OBJECTIVE:
Filter the material below, retaining every line that contains the string "overwrite". Treat the match as case-sensitive.

SOURCE MATERIAL:
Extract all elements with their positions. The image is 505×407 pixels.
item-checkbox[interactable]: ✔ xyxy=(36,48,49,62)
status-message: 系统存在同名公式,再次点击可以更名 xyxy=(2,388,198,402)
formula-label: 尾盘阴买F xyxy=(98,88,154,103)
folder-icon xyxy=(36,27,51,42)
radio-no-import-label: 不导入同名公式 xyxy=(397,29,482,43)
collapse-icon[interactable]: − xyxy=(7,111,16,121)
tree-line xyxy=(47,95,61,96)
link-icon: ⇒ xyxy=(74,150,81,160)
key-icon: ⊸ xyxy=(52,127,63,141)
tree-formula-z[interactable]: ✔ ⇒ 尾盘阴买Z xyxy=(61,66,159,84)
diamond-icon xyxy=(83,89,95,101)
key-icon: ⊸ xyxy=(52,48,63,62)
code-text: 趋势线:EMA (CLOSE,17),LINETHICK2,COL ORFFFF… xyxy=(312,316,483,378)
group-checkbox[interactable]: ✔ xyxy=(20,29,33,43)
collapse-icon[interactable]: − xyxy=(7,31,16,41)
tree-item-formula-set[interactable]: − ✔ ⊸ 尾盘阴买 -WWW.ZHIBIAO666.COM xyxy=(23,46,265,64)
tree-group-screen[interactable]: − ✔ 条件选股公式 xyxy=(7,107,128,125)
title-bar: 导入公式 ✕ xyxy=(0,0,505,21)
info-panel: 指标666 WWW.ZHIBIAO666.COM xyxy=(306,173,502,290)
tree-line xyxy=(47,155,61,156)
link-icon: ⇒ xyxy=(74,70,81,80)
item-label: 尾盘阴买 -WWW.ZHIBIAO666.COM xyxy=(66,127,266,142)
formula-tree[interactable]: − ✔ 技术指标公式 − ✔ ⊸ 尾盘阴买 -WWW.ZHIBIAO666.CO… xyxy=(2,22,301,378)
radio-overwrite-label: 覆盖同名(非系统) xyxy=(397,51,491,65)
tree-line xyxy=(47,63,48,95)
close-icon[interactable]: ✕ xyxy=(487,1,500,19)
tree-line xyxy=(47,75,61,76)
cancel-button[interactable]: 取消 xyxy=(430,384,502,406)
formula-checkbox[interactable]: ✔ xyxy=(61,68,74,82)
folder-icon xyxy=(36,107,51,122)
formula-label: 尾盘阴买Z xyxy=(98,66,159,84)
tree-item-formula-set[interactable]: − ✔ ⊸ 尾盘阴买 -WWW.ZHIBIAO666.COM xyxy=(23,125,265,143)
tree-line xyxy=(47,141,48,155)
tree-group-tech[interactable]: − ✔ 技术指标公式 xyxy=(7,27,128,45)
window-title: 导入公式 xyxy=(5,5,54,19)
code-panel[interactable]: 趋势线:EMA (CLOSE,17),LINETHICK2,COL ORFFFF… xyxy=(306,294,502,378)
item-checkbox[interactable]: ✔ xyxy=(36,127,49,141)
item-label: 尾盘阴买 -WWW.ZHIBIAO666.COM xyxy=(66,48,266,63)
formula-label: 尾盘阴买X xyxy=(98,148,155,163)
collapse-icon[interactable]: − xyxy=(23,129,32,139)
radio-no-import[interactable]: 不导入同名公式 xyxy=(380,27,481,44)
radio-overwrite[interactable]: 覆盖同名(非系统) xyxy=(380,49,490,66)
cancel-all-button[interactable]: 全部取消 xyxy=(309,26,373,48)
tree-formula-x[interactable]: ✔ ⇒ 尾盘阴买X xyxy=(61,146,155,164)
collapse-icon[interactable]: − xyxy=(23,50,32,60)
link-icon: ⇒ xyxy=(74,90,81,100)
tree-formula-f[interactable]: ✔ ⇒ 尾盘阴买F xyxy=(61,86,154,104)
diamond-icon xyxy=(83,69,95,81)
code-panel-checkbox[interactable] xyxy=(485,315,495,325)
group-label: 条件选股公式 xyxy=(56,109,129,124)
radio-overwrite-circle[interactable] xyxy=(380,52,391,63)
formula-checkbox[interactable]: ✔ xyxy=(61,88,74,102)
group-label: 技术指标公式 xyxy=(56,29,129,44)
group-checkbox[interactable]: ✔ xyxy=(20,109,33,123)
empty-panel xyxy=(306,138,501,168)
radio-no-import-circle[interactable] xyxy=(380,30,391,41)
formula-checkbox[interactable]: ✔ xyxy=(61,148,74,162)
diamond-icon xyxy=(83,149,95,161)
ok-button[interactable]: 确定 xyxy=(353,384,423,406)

FINISHED EXERCISE:
radio-overwrite-label: 覆盖同名(非系统) xyxy=(397,51,491,65)
radio-overwrite[interactable]: 覆盖同名(非系统) xyxy=(380,49,490,66)
radio-overwrite-circle[interactable] xyxy=(380,52,391,63)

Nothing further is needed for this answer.